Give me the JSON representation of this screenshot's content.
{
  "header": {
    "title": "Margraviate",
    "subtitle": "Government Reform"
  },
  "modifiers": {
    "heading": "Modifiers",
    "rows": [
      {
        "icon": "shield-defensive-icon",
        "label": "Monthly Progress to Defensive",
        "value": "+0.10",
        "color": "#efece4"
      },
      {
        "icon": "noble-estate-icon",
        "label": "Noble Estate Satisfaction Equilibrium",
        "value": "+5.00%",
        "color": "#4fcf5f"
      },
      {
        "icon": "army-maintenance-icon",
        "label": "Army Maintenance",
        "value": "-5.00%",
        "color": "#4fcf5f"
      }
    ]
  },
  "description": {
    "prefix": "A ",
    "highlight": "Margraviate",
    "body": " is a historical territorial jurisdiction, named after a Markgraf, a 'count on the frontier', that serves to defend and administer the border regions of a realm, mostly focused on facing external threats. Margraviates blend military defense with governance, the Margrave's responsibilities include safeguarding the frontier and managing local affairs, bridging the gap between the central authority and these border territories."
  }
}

----

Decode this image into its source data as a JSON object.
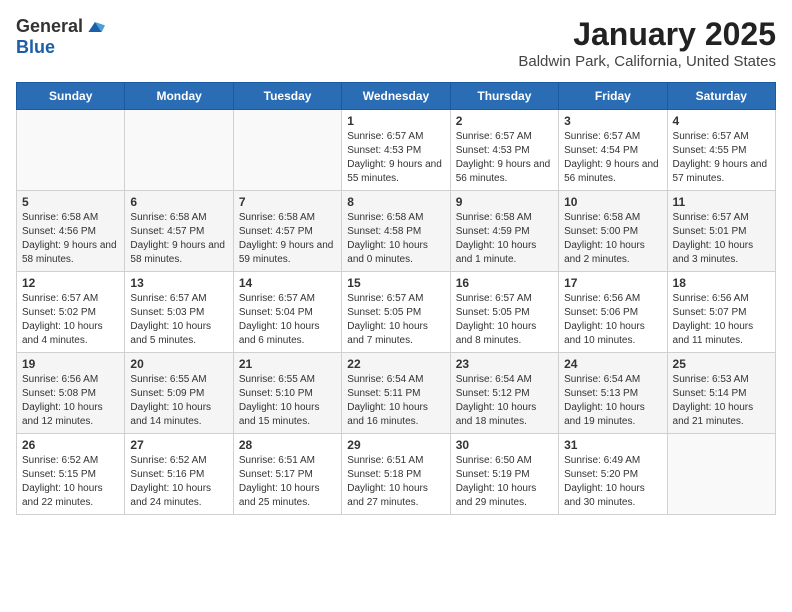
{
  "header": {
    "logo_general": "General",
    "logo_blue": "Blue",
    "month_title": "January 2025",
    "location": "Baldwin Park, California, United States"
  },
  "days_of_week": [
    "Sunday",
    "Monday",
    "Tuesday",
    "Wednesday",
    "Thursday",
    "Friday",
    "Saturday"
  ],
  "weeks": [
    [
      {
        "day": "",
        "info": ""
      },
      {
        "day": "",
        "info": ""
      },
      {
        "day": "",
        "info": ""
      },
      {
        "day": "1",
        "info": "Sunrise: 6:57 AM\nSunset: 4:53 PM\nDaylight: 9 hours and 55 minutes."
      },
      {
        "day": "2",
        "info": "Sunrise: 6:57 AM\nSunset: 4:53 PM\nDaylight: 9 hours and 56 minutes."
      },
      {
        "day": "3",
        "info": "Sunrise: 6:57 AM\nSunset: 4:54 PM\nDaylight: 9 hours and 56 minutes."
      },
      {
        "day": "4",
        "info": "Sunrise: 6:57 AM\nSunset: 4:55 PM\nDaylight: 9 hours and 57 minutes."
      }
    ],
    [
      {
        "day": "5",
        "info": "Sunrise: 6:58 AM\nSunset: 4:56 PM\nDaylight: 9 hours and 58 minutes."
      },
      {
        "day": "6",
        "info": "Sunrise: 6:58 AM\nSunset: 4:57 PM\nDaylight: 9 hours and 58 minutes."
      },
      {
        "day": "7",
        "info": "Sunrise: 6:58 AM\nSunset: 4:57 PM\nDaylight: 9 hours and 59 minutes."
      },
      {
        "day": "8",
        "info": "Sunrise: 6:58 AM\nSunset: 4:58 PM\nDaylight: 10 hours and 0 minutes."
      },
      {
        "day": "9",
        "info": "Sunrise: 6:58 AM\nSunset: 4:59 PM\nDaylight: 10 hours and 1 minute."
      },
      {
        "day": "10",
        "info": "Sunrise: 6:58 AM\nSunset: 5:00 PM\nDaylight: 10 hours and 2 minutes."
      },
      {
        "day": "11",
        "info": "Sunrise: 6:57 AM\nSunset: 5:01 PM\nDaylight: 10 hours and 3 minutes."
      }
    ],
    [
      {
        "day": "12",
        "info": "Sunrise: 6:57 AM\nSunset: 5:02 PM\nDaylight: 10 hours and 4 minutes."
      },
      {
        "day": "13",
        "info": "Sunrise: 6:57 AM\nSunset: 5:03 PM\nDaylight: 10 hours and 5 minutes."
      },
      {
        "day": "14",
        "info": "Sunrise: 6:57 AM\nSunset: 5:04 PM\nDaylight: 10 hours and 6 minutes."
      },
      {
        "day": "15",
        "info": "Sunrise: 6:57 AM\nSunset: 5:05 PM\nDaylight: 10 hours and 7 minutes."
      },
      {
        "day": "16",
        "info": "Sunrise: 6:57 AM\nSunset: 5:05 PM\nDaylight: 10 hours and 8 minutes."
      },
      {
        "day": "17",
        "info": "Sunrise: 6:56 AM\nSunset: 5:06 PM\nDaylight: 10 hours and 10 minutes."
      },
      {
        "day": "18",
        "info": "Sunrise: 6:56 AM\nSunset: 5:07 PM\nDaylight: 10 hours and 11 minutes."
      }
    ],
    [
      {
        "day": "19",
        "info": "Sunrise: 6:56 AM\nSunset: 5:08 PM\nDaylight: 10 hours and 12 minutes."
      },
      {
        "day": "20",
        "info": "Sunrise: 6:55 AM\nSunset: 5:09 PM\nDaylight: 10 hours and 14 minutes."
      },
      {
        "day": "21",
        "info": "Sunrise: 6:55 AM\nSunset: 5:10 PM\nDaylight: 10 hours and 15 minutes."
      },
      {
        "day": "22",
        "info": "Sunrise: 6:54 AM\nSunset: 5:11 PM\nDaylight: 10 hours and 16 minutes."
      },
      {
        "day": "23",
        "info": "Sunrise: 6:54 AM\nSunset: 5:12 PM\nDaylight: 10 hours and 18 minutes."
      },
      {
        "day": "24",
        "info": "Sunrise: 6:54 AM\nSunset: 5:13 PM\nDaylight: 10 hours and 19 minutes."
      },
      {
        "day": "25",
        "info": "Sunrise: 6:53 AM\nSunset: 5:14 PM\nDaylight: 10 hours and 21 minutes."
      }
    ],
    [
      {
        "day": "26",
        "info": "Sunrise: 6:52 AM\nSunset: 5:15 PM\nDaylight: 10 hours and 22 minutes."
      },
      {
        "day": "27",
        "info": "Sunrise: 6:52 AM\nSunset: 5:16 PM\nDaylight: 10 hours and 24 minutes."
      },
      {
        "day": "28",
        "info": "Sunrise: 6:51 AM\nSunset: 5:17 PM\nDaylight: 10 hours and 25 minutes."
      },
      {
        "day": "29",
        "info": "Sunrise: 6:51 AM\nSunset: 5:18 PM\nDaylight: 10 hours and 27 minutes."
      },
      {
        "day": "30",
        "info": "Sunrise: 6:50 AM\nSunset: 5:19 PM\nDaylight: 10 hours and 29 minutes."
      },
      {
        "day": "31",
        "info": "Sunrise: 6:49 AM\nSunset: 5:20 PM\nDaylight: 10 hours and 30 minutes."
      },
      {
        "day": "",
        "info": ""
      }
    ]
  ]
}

----

DIRECTIONS FOR THIS TASK: Look through the data and show every line containing "label".

RESULT:
        "label": "Monthly Progress to Defensive",
        "label": "Noble Estate Satisfaction Equilibrium",
        "label": "Army Maintenance",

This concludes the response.